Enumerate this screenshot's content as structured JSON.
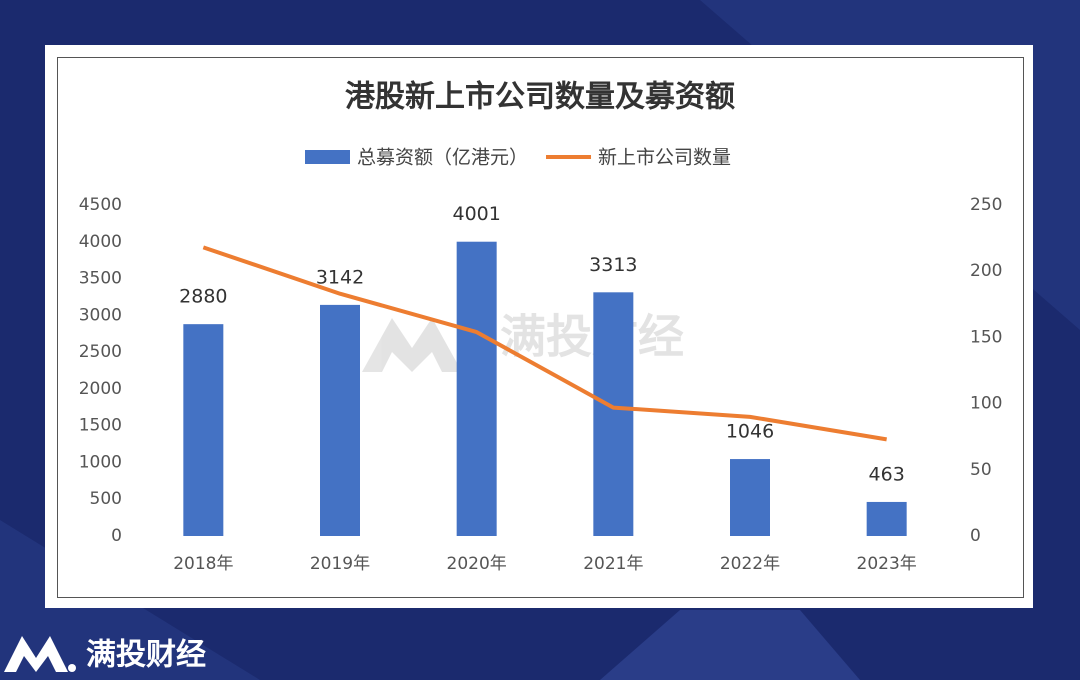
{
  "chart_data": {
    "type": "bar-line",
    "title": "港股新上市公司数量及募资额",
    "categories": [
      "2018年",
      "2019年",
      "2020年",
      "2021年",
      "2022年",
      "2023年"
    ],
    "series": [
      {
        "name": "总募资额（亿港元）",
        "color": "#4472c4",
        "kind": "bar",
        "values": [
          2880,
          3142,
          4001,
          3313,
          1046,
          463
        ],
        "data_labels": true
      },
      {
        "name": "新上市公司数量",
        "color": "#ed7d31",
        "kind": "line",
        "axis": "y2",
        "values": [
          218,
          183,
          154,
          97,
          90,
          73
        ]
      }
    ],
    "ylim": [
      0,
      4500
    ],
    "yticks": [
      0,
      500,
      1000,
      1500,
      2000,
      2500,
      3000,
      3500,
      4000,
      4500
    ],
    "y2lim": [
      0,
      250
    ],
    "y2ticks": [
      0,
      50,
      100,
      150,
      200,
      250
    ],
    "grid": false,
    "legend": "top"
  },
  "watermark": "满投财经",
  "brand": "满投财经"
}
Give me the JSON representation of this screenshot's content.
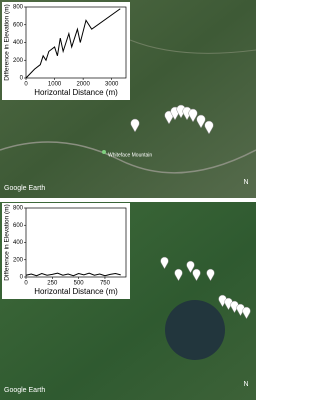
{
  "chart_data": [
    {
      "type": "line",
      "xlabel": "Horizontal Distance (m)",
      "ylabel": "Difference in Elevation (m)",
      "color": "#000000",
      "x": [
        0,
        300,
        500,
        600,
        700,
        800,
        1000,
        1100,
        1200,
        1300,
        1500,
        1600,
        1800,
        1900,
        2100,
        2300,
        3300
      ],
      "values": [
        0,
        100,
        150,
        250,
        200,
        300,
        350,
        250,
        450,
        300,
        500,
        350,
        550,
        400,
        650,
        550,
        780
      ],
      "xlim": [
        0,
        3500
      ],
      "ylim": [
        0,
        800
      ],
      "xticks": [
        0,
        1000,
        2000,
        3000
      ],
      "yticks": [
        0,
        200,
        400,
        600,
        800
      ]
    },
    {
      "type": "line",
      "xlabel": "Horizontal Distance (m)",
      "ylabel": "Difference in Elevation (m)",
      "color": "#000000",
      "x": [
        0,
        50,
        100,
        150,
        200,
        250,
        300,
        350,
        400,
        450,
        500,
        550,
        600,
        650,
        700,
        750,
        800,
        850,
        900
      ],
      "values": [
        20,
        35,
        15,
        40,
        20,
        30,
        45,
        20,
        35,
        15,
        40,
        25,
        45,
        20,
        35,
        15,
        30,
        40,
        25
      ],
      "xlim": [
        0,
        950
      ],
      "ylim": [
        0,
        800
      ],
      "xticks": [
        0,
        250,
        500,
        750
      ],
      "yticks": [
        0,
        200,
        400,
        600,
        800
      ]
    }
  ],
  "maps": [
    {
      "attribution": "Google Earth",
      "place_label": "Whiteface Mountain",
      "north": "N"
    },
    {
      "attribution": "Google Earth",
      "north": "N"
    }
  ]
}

------------------------------------------------------------

**Exercise description:**
Leave out the pictures and print each record exactly as it stands.

**The reply:**
Enumerate this screenshot's content as structured JSON.
{
  "chart_data": {
    "type": "bar-line",
    "title": "港股新上市公司数量及募资额",
    "categories": [
      "2018年",
      "2019年",
      "2020年",
      "2021年",
      "2022年",
      "2023年"
    ],
    "series": [
      {
        "name": "总募资额（亿港元）",
        "color": "#4472c4",
        "kind": "bar",
        "values": [
          2880,
          3142,
          4001,
          3313,
          1046,
          463
        ],
        "data_labels": true
      },
      {
        "name": "新上市公司数量",
        "color": "#ed7d31",
        "kind": "line",
        "axis": "y2",
        "values": [
          218,
          183,
          154,
          97,
          90,
          73
        ]
      }
    ],
    "ylim": [
      0,
      4500
    ],
    "yticks": [
      0,
      500,
      1000,
      1500,
      2000,
      2500,
      3000,
      3500,
      4000,
      4500
    ],
    "y2lim": [
      0,
      250
    ],
    "y2ticks": [
      0,
      50,
      100,
      150,
      200,
      250
    ],
    "grid": false,
    "legend": "top"
  },
  "watermark": "满投财经",
  "brand": "满投财经"
}
Give me the JSON representation of this screenshot's content.
{
  "chart_data": [
    {
      "type": "line",
      "xlabel": "Horizontal Distance (m)",
      "ylabel": "Difference in Elevation (m)",
      "color": "#000000",
      "x": [
        0,
        300,
        500,
        600,
        700,
        800,
        1000,
        1100,
        1200,
        1300,
        1500,
        1600,
        1800,
        1900,
        2100,
        2300,
        3300
      ],
      "values": [
        0,
        100,
        150,
        250,
        200,
        300,
        350,
        250,
        450,
        300,
        500,
        350,
        550,
        400,
        650,
        550,
        780
      ],
      "xlim": [
        0,
        3500
      ],
      "ylim": [
        0,
        800
      ],
      "xticks": [
        0,
        1000,
        2000,
        3000
      ],
      "yticks": [
        0,
        200,
        400,
        600,
        800
      ]
    },
    {
      "type": "line",
      "xlabel": "Horizontal Distance (m)",
      "ylabel": "Difference in Elevation (m)",
      "color": "#000000",
      "x": [
        0,
        50,
        100,
        150,
        200,
        250,
        300,
        350,
        400,
        450,
        500,
        550,
        600,
        650,
        700,
        750,
        800,
        850,
        900
      ],
      "values": [
        20,
        35,
        15,
        40,
        20,
        30,
        45,
        20,
        35,
        15,
        40,
        25,
        45,
        20,
        35,
        15,
        30,
        40,
        25
      ],
      "xlim": [
        0,
        950
      ],
      "ylim": [
        0,
        800
      ],
      "xticks": [
        0,
        250,
        500,
        750
      ],
      "yticks": [
        0,
        200,
        400,
        600,
        800
      ]
    }
  ],
  "maps": [
    {
      "attribution": "Google Earth",
      "place_label": "Whiteface Mountain",
      "north": "N"
    },
    {
      "attribution": "Google Earth",
      "north": "N"
    }
  ]
}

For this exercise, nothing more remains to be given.